* Task prompt
Extract, from the listing that follows, each line containing the word "Виталия".

[Data entries]

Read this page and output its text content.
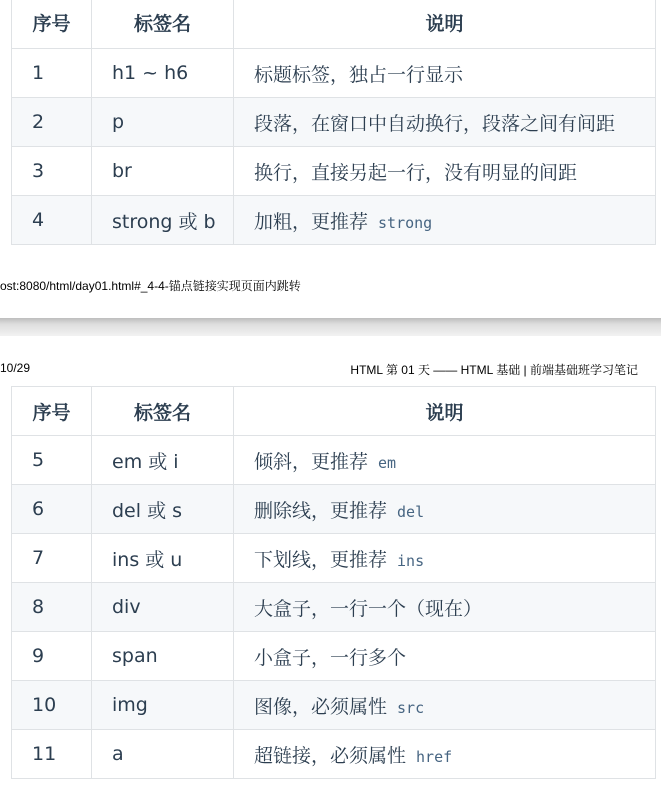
序号	标签名	说明
1	h1 ~ h6	标题标签，独占一行显示
2	p	段落，在窗口中自动换行，段落之间有间距
3	br	换行，直接另起一行，没有明显的间距
4	strong 或 b	加粗，更推荐 strong
ost:8080/html/day01.html#_4-4-锚点链接实现页面内跳转
10/29	HTML 第 01 天 —— HTML 基础 | 前端基础班学习笔记
序号	标签名	说明
5	em 或 i	倾斜，更推荐 em
6	del 或 s	删除线，更推荐 del
7	ins 或 u	下划线，更推荐 ins
8	div	大盒子，一行一个（现在）
9	span	小盒子，一行多个
10	img	图像，必须属性 src
11	a	超链接，必须属性 href
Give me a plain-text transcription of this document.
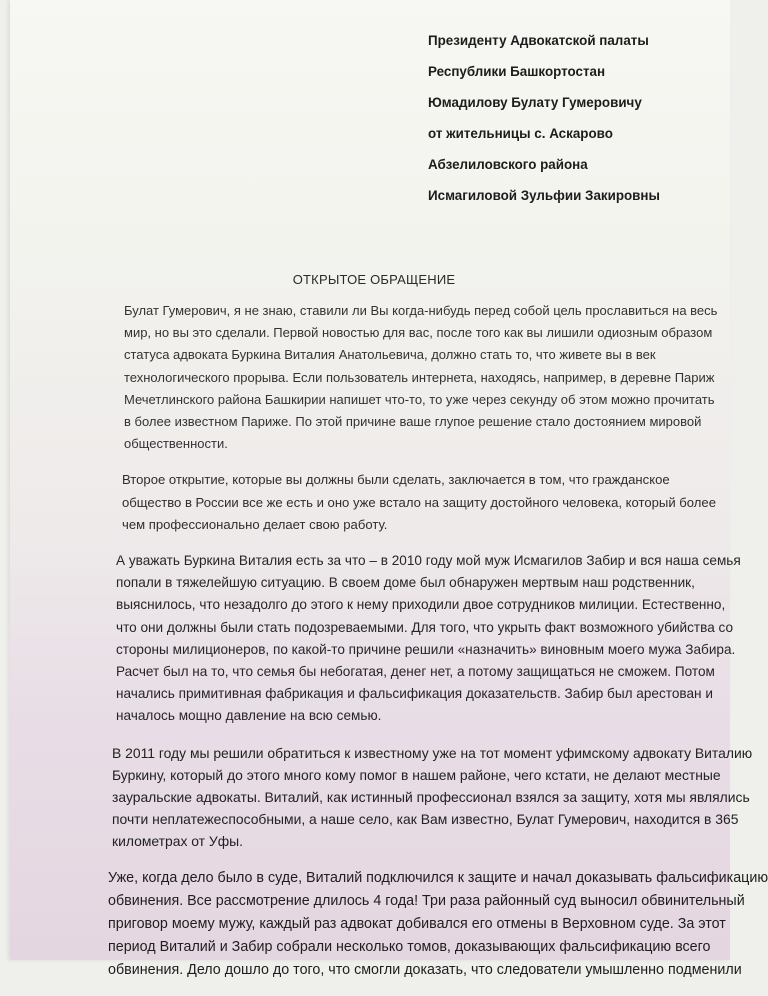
Президенту Адвокатской палаты
Республики Башкортостан
Юмадилову Булату Гумеровичу
от жительницы с. Аскарово
Абзелиловского района
Исмагиловой Зульфии Закировны
ОТКРЫТОЕ ОБРАЩЕНИЕ
Булат Гумерович, я не знаю, ставили ли Вы когда-нибудь перед собой цель прославиться на весь
мир, но вы это сделали. Первой новостью для вас, после того как вы лишили одиозным образом
статуса адвоката Буркина Виталия Анатольевича, должно стать то, что живете вы в век
технологического прорыва. Если пользователь интернета, находясь, например, в деревне Париж
Мечетлинского района Башкирии напишет что-то, то уже через секунду об этом можно прочитать
в более известном Париже. По этой причине ваше глупое решение стало достоянием мировой
общественности.
Второе открытие, которые вы должны были сделать, заключается в том, что гражданское
общество в России все же есть и оно уже встало на защиту достойного человека, который более
чем профессионально делает свою работу.
А уважать Буркина Виталия есть за что – в 2010 году мой муж Исмагилов Забир и вся наша семья
попали в тяжелейшую ситуацию. В своем доме был обнаружен мертвым наш родственник,
выяснилось, что незадолго до этого к нему приходили двое сотрудников милиции. Естественно,
что они должны были стать подозреваемыми. Для того, что укрыть факт возможного убийства со
стороны милиционеров, по какой-то причине решили «назначить» виновным моего мужа Забира.
Расчет был на то, что семья бы небогатая, денег нет, а потому защищаться не сможем. Потом
начались примитивная фабрикация и фальсификация доказательств. Забир был арестован и
началось мощно давление на всю семью.
В 2011 году мы решили обратиться к известному уже на тот момент уфимскому адвокату Виталию
Буркину, который до этого много кому помог в нашем районе, чего кстати, не делают местные
зауральские адвокаты. Виталий, как истинный профессионал взялся за защиту, хотя мы являлись
почти неплатежеспособными, а наше село, как Вам известно, Булат Гумерович, находится в 365
километрах от Уфы.
Уже, когда дело было в суде, Виталий подключился к защите и начал доказывать фальсификацию
обвинения. Все рассмотрение длилось 4 года! Три раза районный суд выносил обвинительный
приговор моему мужу, каждый раз адвокат добивался его отмены в Верховном суде. За этот
период Виталий и Забир собрали несколько томов, доказывающих фальсификацию всего
обвинения. Дело дошло до того, что смогли доказать, что следователи умышленно подменили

* Right answer
статуса адвоката Буркина Виталия Анатольевича, должно стать то, что живете вы в век
А уважать Буркина Виталия есть за что – в 2010 году мой муж Исмагилов Забир и вся наша семья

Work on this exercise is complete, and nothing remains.